» **REQUEST**
Copy each line below in which the string "LANGTON" occurs.

====

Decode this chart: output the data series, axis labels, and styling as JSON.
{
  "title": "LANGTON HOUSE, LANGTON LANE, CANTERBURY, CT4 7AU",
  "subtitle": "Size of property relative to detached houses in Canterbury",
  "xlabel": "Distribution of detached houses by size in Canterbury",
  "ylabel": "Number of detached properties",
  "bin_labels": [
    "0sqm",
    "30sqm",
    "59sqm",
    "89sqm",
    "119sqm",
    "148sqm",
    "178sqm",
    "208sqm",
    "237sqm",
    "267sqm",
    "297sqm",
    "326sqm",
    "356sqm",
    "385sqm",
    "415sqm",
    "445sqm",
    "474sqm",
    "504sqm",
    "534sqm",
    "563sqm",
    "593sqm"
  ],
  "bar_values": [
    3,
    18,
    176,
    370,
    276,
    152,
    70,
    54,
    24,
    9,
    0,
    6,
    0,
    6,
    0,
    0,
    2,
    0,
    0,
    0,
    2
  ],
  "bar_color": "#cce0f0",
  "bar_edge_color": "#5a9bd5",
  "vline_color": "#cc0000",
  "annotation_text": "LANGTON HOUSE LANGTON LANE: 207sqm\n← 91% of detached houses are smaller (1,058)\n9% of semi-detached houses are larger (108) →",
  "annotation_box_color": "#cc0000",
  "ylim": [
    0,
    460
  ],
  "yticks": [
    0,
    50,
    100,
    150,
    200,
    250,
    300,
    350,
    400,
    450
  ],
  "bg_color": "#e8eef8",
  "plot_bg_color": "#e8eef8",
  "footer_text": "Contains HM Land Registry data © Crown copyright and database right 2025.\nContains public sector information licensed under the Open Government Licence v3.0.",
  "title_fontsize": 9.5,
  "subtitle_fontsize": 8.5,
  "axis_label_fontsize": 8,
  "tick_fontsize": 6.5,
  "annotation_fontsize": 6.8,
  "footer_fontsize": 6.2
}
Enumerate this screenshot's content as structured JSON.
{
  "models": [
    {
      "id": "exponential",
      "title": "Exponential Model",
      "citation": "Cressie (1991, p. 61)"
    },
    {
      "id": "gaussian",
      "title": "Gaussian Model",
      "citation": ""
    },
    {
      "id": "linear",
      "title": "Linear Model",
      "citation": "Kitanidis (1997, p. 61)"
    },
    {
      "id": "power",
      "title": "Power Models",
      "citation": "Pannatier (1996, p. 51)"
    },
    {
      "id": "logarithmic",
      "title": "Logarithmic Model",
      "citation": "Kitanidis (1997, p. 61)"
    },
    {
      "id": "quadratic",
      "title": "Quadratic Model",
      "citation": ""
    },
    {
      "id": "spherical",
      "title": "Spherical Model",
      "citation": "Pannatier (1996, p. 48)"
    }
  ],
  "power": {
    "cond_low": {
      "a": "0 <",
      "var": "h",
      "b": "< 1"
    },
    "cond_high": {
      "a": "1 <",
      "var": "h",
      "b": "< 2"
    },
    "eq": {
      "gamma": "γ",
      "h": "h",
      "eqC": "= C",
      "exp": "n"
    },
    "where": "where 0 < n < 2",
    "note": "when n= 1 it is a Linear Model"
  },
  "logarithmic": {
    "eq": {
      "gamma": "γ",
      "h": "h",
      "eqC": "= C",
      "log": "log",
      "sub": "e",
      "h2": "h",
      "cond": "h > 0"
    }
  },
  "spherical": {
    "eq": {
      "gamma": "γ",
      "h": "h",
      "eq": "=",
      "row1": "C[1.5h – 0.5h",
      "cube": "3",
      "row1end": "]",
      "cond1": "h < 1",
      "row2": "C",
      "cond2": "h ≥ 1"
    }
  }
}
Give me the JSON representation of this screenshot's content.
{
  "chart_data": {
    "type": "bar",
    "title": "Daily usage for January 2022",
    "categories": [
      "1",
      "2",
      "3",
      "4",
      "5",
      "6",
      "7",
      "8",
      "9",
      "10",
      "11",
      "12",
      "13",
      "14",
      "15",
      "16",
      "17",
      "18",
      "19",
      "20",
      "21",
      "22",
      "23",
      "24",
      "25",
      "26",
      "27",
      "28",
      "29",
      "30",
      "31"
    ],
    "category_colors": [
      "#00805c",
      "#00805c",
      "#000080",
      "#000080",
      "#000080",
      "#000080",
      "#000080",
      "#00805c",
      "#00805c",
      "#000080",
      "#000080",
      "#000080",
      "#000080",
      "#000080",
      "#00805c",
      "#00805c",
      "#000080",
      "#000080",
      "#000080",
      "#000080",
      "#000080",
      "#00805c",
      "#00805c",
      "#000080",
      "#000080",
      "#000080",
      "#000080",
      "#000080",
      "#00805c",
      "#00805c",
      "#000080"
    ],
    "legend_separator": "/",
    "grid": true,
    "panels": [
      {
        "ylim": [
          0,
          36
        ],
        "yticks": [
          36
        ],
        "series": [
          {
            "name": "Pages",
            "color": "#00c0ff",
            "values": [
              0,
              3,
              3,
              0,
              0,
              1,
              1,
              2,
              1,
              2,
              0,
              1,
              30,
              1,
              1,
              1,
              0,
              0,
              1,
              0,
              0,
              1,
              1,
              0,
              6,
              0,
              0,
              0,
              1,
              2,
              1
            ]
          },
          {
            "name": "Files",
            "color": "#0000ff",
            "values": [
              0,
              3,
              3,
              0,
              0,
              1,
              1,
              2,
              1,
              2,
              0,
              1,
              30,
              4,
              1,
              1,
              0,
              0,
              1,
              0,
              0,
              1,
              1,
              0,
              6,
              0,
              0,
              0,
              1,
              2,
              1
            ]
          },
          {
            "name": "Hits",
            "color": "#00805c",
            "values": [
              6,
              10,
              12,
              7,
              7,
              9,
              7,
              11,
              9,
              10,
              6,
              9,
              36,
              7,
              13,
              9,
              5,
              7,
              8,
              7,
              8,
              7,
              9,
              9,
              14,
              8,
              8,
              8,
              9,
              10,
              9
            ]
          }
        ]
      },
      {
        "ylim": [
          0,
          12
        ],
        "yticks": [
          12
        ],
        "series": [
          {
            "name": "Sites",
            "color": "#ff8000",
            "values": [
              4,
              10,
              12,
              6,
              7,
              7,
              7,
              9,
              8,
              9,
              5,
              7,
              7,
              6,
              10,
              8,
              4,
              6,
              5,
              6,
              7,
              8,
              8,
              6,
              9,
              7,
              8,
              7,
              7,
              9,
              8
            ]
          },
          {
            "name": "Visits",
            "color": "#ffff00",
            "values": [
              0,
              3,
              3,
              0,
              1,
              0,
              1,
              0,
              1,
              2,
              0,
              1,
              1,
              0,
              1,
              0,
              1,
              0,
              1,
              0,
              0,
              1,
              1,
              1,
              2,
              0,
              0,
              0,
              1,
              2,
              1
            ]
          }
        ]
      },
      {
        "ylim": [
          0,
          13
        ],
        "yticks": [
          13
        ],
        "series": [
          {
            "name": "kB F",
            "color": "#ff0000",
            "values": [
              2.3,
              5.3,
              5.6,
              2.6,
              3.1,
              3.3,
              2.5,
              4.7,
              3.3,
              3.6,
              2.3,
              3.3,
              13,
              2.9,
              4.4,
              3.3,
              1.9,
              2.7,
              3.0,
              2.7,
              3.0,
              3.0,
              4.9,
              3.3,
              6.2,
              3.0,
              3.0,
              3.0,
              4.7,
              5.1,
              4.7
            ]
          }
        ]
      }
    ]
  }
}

====

» **EXERCISE SOLUTION**
  "title": "LANGTON HOUSE, LANGTON LANE, CANTERBURY, CT4 7AU",
  "annotation_text": "LANGTON HOUSE LANGTON LANE: 207sqm\n← 91% of detached houses are smaller (1,058)\n9% of semi-detached houses are larger (108) →",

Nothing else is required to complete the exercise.